# [Exercise directions]
Any picture among the records should be left out, please; retype the rest exactly.

# [Saved data entries]
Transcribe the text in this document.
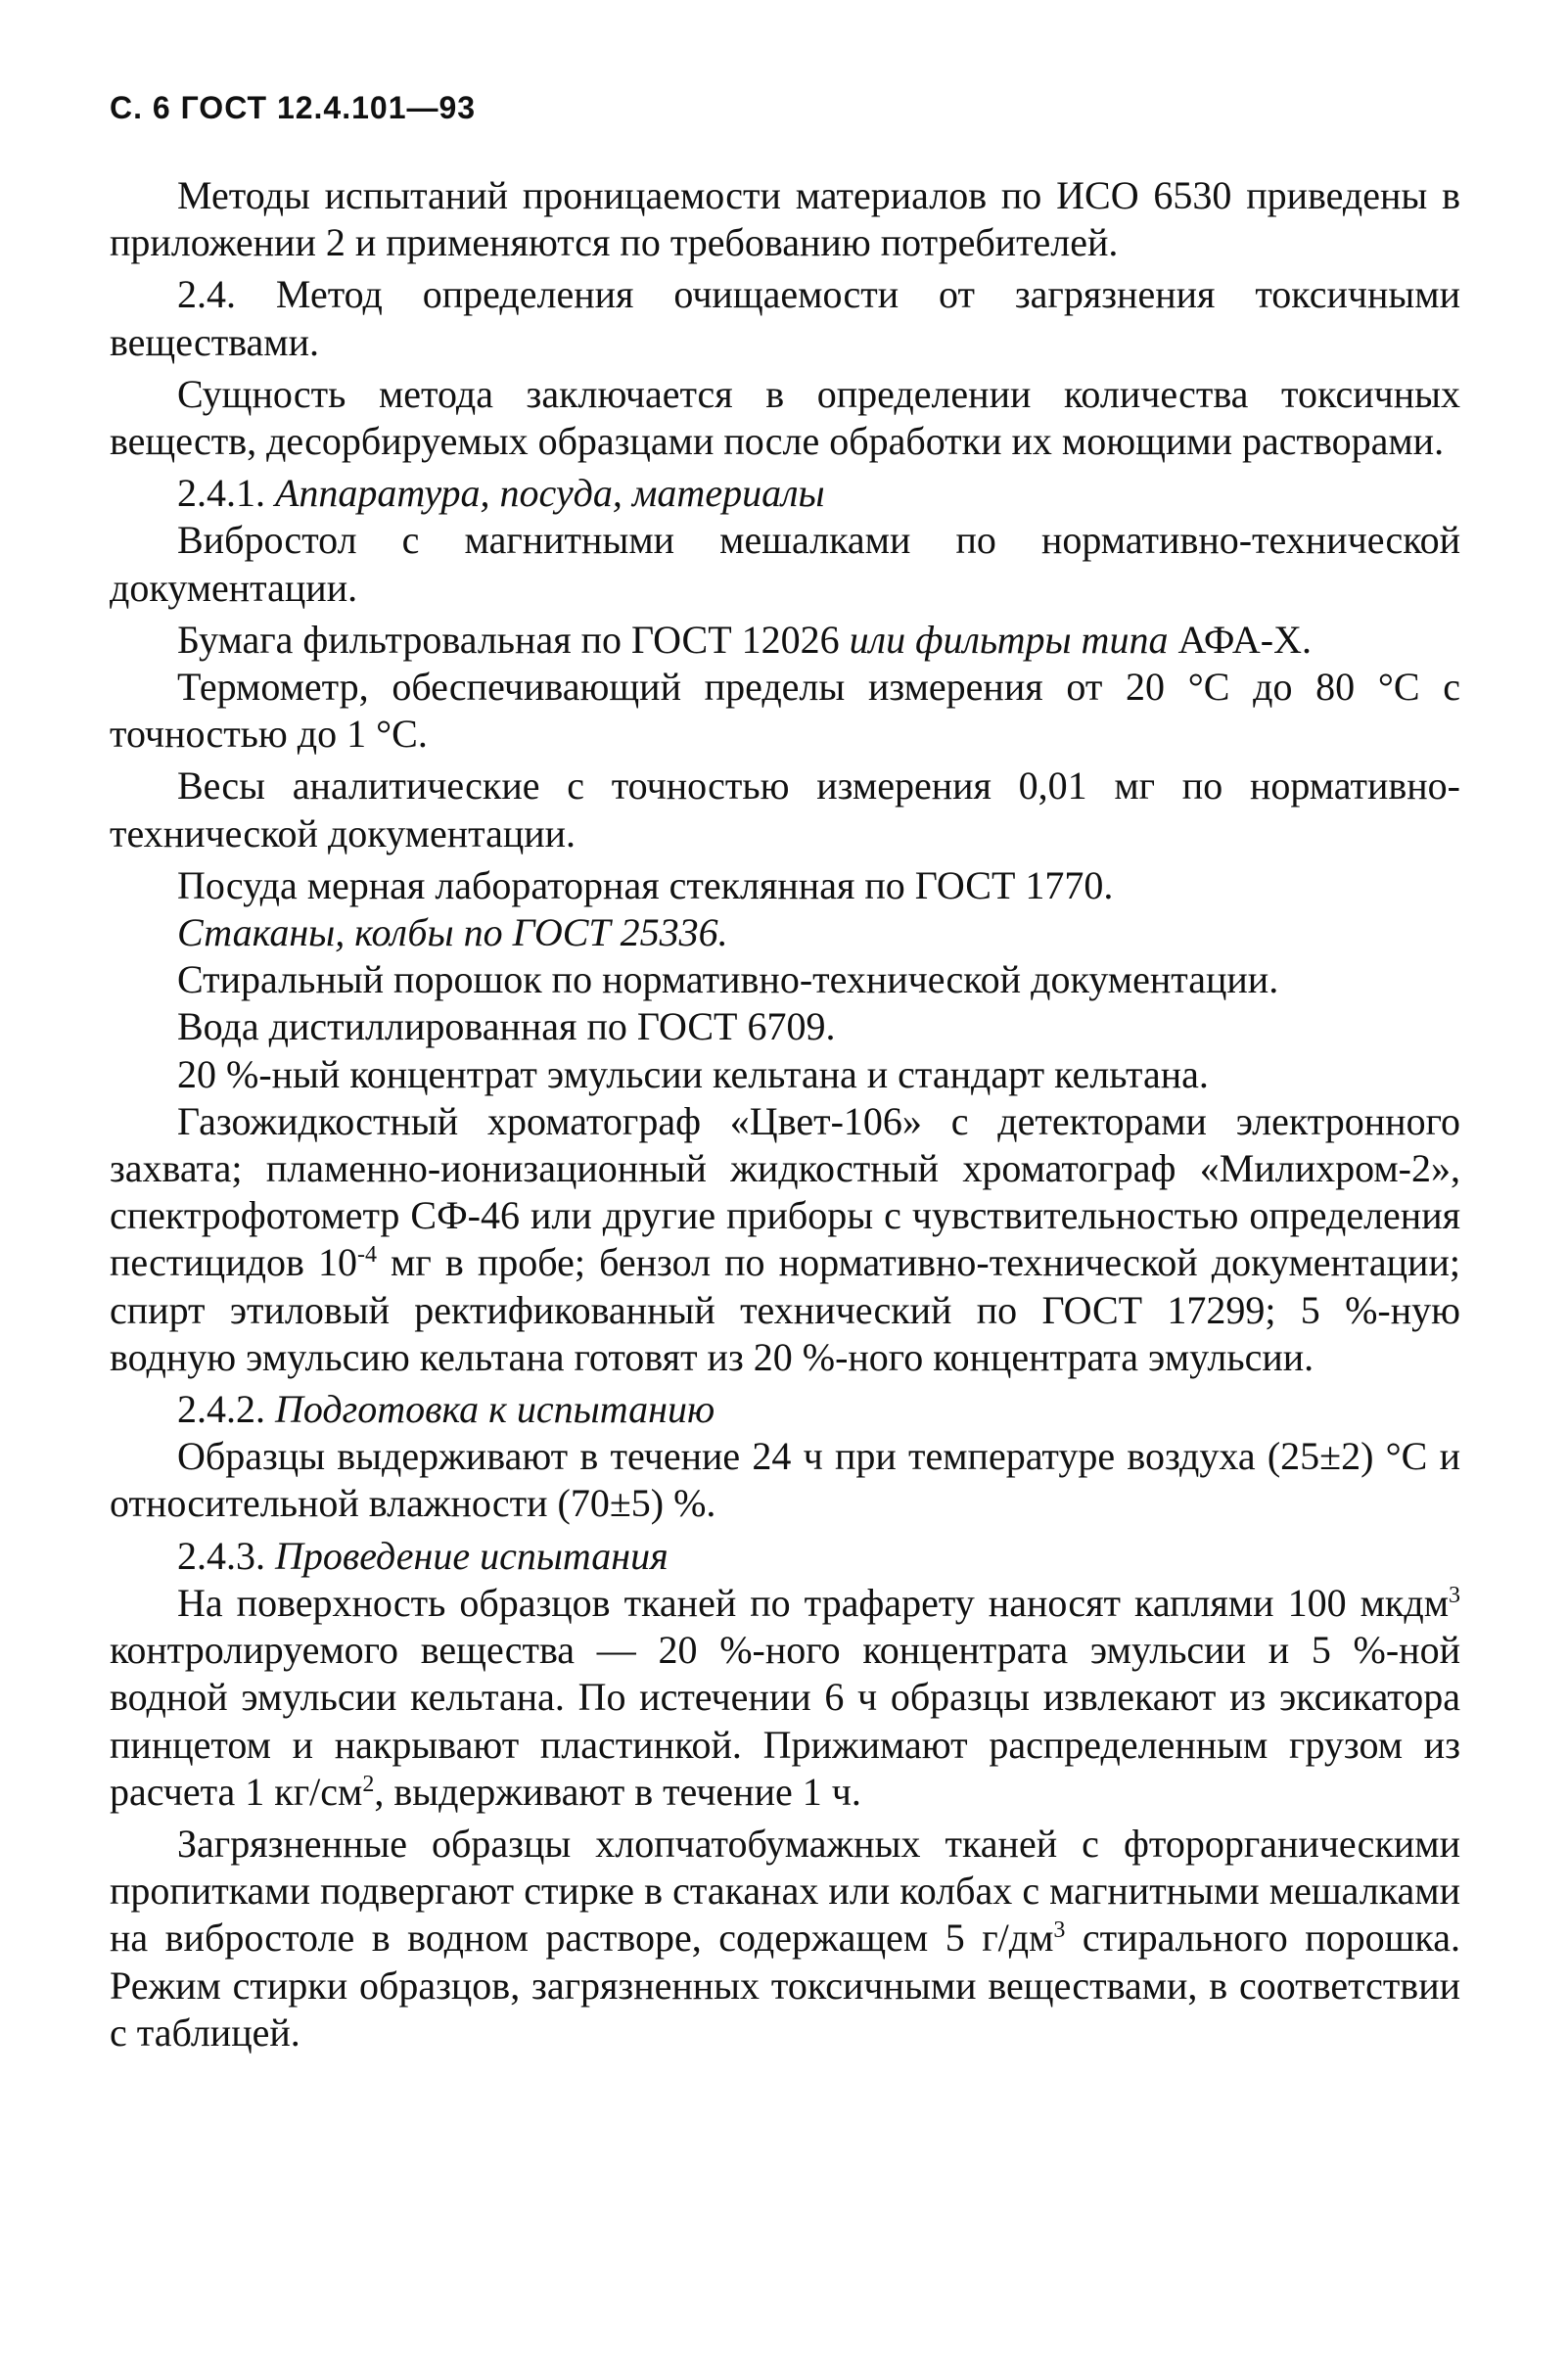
С. 6 ГОСТ 12.4.101—93

Методы испытаний проницаемости материалов по ИСО 6530 приведены в приложении 2 и применяются по требованию потребителей.

2.4. Метод определения очищаемости от загрязнения токсичными веществами.

Сущность метода заключается в определении количества токсичных веществ, десорбируемых образцами после обработки их моющими растворами.

2.4.1. Аппаратура, посуда, материалы

Вибростол с магнитными мешалками по нормативно-технической документации.

Бумага фильтровальная по ГОСТ 12026 или фильтры типа АФА-Х.

Термометр, обеспечивающий пределы измерения от 20 °С до 80 °С с точностью до 1 °С.

Весы аналитические с точностью измерения 0,01 мг по нормативно-технической документации.

Посуда мерная лабораторная стеклянная по ГОСТ 1770.

Стаканы, колбы по ГОСТ 25336.

Стиральный порошок по нормативно-технической документации.

Вода дистиллированная по ГОСТ 6709.

20 %-ный концентрат эмульсии кельтана и стандарт кельтана.

Газожидкостный хроматограф «Цвет-106» с детекторами электронного захвата; пламенно-ионизационный жидкостный хроматограф «Милихром-2», спектрофотометр СФ-46 или другие приборы с чувствительностью определения пестицидов $10^{-4}$ мг в пробе; бензол по нормативно-технической документации; спирт этиловый ректификованный технический по ГОСТ 17299; 5 %-ную водную эмульсию кельтана готовят из 20 %-ного концентрата эмульсии.

2.4.2. Подготовка к испытанию

Образцы выдерживают в течение 24 ч при температуре воздуха (25±2) °С и относительной влажности (70±5) %.

2.4.3. Проведение испытания

На поверхность образцов тканей по трафарету наносят каплями 100 мкдм$^3$ контролируемого вещества — 20 %-ного концентрата эмульсии и 5 %-ной водной эмульсии кельтана. По истечении 6 ч образцы извлекают из эксикатора пинцетом и накрывают пластинкой. Прижимают распределенным грузом из расчета 1 $кг/см^2$, выдерживают в течение 1 ч.

Загрязненные образцы хлопчатобумажных тканей с фторорганическими пропитками подвергают стирке в стаканах или колбах с магнитными мешалками на вибростоле в водном растворе, содержащем 5 $г/дм^3$ стирального порошка. Режим стирки образцов, загрязненных токсичными веществами, в соответствии с таблицей.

# [Output for this task]
Transcribe the text in this document.
С. 6 ГОСТ 12.4.101—93

Методы испытаний проницаемости материалов по ИСО 6530 приведены в приложении 2 и применяются по требованию потребителей.

2.4. Метод определения очищаемости от загрязнения токсичными веществами.

Сущность метода заключается в определении количества токсичных веществ, десорбируемых образцами после обработки их моющими растворами.

2.4.1. Аппаратура, посуда, материалы

Вибростол с магнитными мешалками по нормативно-технической документации.

Бумага фильтровальная по ГОСТ 12026 или фильтры типа АФА-Х.

Термометр, обеспечивающий пределы измерения от 20 °С до 80 °С с точностью до 1 °С.

Весы аналитические с точностью измерения 0,01 мг по нормативно-технической документации.

Посуда мерная лабораторная стеклянная по ГОСТ 1770.

Стаканы, колбы по ГОСТ 25336.

Стиральный порошок по нормативно-технической документации.

Вода дистиллированная по ГОСТ 6709.

20 %-ный концентрат эмульсии кельтана и стандарт кельтана.

Газожидкостный хроматограф «Цвет-106» с детекторами электронного захвата; пламенно-ионизационный жидкостный хроматограф «Милихром-2», спектрофотометр СФ-46 или другие приборы с чувствительностью определения пестицидов $10^{-4}$ мг в пробе; бензол по нормативно-технической документации; спирт этиловый ректификованный технический по ГОСТ 17299; 5 %-ную водную эмульсию кельтана готовят из 20 %-ного концентрата эмульсии.

2.4.2. Подготовка к испытанию

Образцы выдерживают в течение 24 ч при температуре воздуха (25±2) °С и относительной влажности (70±5) %.

2.4.3. Проведение испытания

На поверхность образцов тканей по трафарету наносят каплями 100 мкдм$^3$ контролируемого вещества — 20 %-ного концентрата эмульсии и 5 %-ной водной эмульсии кельтана. По истечении 6 ч образцы извлекают из эксикатора пинцетом и накрывают пластинкой. Прижимают распределенным грузом из расчета 1 $кг/см^2$, выдерживают в течение 1 ч.

Загрязненные образцы хлопчатобумажных тканей с фторорганическими пропитками подвергают стирке в стаканах или колбах с магнитными мешалками на вибростоле в водном растворе, содержащем 5 $г/дм^3$ стирального порошка. Режим стирки образцов, загрязненных токсичными веществами, в соответствии с таблицей.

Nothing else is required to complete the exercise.